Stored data
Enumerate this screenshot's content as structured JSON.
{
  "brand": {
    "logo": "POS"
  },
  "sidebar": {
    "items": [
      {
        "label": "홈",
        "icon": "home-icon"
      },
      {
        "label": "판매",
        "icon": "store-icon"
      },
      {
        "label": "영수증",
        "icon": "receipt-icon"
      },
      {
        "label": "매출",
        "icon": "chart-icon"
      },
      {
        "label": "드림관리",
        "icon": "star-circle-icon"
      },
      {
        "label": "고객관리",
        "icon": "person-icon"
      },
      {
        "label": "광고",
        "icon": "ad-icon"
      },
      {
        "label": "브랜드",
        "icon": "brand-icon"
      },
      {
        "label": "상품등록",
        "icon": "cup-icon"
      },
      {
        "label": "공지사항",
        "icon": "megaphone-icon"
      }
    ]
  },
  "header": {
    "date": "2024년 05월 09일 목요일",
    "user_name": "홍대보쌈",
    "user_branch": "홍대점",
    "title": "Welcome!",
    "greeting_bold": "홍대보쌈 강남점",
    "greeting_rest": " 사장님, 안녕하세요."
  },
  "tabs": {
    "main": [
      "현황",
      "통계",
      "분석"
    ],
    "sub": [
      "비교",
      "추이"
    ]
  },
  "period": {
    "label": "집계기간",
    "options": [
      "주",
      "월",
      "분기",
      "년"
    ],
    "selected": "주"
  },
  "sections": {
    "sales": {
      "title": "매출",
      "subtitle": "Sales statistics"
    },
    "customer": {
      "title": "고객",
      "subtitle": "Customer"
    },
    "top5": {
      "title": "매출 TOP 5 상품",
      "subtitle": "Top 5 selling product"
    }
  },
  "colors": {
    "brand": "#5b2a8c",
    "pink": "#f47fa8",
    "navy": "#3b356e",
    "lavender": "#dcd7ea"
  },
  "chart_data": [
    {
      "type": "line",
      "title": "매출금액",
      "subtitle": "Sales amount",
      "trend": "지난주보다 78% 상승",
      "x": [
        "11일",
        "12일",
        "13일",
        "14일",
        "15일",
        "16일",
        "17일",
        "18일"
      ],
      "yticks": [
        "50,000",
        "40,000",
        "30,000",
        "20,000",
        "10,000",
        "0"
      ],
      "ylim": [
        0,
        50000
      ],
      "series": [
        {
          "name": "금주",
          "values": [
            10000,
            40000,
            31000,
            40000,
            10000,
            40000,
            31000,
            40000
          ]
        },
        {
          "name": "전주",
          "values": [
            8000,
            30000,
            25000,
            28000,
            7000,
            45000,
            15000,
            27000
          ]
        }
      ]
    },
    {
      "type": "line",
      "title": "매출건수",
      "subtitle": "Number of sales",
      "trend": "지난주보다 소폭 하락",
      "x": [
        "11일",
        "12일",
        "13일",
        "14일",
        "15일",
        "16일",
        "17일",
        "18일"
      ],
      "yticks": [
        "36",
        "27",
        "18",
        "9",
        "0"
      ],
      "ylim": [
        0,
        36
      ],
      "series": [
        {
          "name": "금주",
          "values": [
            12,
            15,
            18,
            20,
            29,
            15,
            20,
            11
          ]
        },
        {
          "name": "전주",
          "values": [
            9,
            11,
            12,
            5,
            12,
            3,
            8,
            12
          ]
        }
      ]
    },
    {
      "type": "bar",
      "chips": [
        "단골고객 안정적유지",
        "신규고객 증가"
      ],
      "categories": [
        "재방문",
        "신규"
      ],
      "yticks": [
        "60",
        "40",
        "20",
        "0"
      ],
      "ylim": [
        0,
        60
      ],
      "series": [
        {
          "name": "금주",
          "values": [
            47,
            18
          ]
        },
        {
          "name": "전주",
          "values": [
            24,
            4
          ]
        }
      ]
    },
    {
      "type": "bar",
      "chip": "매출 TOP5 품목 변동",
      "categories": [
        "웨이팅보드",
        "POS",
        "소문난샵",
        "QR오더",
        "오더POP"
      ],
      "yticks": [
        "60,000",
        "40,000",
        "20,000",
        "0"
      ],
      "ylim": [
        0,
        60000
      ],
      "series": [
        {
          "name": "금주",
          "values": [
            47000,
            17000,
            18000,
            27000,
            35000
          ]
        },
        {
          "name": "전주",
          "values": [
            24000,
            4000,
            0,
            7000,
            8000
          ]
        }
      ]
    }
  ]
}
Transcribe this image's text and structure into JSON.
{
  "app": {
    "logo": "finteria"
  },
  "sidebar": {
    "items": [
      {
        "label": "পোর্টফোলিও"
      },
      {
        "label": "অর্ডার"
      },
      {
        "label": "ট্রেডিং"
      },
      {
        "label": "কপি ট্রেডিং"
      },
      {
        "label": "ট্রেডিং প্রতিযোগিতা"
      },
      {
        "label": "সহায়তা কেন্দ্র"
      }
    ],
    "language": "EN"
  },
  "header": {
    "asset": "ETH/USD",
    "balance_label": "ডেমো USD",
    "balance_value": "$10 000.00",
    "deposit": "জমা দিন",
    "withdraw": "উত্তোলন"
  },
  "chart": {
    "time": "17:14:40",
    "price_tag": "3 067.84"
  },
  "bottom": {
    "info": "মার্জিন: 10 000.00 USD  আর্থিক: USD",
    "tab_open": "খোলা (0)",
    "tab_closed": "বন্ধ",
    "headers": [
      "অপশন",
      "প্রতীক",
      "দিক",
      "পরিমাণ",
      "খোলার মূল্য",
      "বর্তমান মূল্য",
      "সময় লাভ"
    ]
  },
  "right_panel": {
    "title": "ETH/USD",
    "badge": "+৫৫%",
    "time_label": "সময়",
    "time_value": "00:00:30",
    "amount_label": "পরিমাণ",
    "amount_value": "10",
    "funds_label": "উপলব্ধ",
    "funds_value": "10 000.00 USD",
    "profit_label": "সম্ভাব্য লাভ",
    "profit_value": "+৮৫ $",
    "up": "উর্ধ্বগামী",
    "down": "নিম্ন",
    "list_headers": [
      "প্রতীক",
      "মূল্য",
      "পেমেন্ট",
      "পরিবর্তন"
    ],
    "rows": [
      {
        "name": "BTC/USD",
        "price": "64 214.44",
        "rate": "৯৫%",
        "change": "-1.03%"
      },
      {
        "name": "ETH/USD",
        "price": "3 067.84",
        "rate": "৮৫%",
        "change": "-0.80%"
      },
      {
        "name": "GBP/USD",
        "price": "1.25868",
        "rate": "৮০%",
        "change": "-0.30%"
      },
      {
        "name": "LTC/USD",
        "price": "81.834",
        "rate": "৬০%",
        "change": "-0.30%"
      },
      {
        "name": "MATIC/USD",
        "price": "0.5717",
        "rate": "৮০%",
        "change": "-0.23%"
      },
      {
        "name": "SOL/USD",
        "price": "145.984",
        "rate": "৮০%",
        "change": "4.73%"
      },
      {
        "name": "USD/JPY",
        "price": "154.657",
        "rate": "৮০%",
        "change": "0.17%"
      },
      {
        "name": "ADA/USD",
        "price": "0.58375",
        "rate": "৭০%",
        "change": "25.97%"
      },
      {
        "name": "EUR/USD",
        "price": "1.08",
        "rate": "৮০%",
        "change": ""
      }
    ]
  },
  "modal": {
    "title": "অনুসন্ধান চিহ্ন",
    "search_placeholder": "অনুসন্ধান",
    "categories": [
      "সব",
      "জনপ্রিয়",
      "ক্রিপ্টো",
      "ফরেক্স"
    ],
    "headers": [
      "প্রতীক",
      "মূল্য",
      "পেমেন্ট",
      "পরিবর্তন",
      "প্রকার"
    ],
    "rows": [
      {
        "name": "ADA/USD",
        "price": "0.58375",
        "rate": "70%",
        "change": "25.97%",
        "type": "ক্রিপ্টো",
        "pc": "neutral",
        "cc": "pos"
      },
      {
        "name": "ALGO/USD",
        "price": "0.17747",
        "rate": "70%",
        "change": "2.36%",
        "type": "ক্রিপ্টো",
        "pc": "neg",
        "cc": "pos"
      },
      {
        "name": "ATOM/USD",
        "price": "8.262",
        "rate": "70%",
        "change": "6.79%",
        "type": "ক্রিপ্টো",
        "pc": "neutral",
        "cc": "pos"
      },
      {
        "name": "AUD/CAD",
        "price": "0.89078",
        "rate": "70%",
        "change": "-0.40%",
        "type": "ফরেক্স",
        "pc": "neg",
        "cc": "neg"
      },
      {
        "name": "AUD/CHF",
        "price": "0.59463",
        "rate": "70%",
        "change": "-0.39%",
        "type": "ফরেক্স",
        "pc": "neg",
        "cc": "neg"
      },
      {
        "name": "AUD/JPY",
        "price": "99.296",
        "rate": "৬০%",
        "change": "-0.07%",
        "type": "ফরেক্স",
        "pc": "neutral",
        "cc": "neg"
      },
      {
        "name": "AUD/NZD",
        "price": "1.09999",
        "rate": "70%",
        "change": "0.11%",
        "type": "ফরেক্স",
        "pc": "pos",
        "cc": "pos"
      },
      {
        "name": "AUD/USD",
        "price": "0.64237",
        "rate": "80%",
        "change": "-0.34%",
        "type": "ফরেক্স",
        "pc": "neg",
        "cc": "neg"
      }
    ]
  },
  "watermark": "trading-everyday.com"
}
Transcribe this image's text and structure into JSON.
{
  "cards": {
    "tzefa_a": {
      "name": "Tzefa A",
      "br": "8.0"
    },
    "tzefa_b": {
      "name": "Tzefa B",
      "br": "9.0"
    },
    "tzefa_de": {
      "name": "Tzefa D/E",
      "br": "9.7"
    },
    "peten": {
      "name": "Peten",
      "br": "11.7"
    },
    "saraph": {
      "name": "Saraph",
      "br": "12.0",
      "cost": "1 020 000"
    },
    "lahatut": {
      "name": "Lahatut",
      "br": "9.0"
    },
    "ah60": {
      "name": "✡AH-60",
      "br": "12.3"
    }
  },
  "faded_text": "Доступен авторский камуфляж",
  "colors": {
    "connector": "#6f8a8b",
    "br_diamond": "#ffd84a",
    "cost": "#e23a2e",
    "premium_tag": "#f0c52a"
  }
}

> _SET PROBLEM_
Which lines contain "icon"? Copy each of them.

> _OUTPUT BELOW_
        "icon": "home-icon"
        "icon": "store-icon"
        "icon": "receipt-icon"
        "icon": "chart-icon"
        "icon": "star-circle-icon"
        "icon": "person-icon"
        "icon": "ad-icon"
        "icon": "brand-icon"
        "icon": "cup-icon"
        "icon": "megaphone-icon"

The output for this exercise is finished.